> _EXERCISE DIRECTIONS_
Retype the material that follows, keeping every word as it is.

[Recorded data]
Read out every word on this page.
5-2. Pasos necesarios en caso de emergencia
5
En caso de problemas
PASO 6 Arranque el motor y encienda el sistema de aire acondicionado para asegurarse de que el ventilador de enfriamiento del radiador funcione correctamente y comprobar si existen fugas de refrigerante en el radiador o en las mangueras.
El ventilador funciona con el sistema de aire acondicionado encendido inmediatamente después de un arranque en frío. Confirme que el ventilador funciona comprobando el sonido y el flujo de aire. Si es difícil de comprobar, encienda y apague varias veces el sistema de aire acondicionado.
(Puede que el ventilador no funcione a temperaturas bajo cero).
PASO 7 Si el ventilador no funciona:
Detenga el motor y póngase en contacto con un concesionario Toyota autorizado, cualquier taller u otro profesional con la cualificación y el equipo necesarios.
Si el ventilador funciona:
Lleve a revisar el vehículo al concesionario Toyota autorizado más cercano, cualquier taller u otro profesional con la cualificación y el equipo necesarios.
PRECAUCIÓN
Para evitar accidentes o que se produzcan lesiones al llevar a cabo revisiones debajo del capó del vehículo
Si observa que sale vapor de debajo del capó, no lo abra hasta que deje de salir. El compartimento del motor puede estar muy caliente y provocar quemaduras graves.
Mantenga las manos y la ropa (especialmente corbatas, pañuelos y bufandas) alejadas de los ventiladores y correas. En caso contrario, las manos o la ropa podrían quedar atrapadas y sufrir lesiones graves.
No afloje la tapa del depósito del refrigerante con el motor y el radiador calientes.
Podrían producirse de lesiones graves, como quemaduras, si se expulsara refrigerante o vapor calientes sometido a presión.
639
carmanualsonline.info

> _CORRECT OUTPUT_
Read out every word on this page.
5-2. Pasos necesarios en caso de emergencia
5
En caso de problemas
PASO 6 Arranque el motor y encienda el sistema de aire acondicionado para asegurarse de que el ventilador de enfriamiento del radiador funcione correctamente y comprobar si existen fugas de refrigerante en el radiador o en las mangueras.
El ventilador funciona con el sistema de aire acondicionado encendido inmediatamente después de un arranque en frío. Confirme que el ventilador funciona comprobando el sonido y el flujo de aire. Si es difícil de comprobar, encienda y apague varias veces el sistema de aire acondicionado.
(Puede que el ventilador no funcione a temperaturas bajo cero).
PASO 7 Si el ventilador no funciona:
Detenga el motor y póngase en contacto con un concesionario Toyota autorizado, cualquier taller u otro profesional con la cualificación y el equipo necesarios.
Si el ventilador funciona:
Lleve a revisar el vehículo al concesionario Toyota autorizado más cercano, cualquier taller u otro profesional con la cualificación y el equipo necesarios.
PRECAUCIÓN
Para evitar accidentes o que se produzcan lesiones al llevar a cabo revisiones debajo del capó del vehículo
Si observa que sale vapor de debajo del capó, no lo abra hasta que deje de salir. El compartimento del motor puede estar muy caliente y provocar quemaduras graves.
Mantenga las manos y la ropa (especialmente corbatas, pañuelos y bufandas) alejadas de los ventiladores y correas. En caso contrario, las manos o la ropa podrían quedar atrapadas y sufrir lesiones graves.
No afloje la tapa del depósito del refrigerante con el motor y el radiador calientes.
Podrían producirse de lesiones graves, como quemaduras, si se expulsara refrigerante o vapor calientes sometido a presión.
639
carmanualsonline.info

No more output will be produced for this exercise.